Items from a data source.
———
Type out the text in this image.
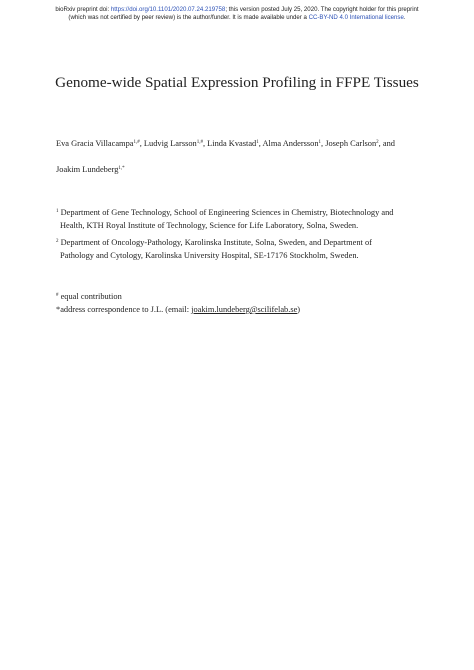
bioRxiv preprint doi: https://doi.org/10.1101/2020.07.24.219758; this version posted July 25, 2020. The copyright holder for this preprint
(which was not certified by peer review) is the author/funder. It is made available under a CC-BY-ND 4.0 International license.
Genome-wide Spatial Expression Profiling in FFPE Tissues
Eva Gracia Villacampa$^{1,\#}$, Ludvig Larsson$^{1,\#}$, Linda Kvastad$^1$, Alma Andersson$^1$, Joseph Carlson$^2$, and
Joakim Lundeberg$^{1,*}$
$^1$ Department of Gene Technology, School of Engineering Sciences in Chemistry, Biotechnology and
Health, KTH Royal Institute of Technology, Science for Life Laboratory, Solna, Sweden.
$^2$ Department of Oncology-Pathology, Karolinska Institute, Solna, Sweden, and Department of
Pathology and Cytology, Karolinska University Hospital, SE-17176 Stockholm, Sweden.
# equal contribution
*address correspondence to J.L. (email: joakim.lundeberg@scilifelab.se)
———
YOUR OBJECTIVE. What you return should match the records line for line, minus the pictures.

WRITTEN REPLY.
Type out the text in this image.
bioRxiv preprint doi: https://doi.org/10.1101/2020.07.24.219758; this version posted July 25, 2020. The copyright holder for this preprint
(which was not certified by peer review) is the author/funder. It is made available under a CC-BY-ND 4.0 International license.
Genome-wide Spatial Expression Profiling in FFPE Tissues
Eva Gracia Villacampa$^{1,\#}$, Ludvig Larsson$^{1,\#}$, Linda Kvastad$^1$, Alma Andersson$^1$, Joseph Carlson$^2$, and
Joakim Lundeberg$^{1,*}$
$^1$ Department of Gene Technology, School of Engineering Sciences in Chemistry, Biotechnology and
Health, KTH Royal Institute of Technology, Science for Life Laboratory, Solna, Sweden.
$^2$ Department of Oncology-Pathology, Karolinska Institute, Solna, Sweden, and Department of
Pathology and Cytology, Karolinska University Hospital, SE-17176 Stockholm, Sweden.
# equal contribution
*address correspondence to J.L. (email: joakim.lundeberg@scilifelab.se)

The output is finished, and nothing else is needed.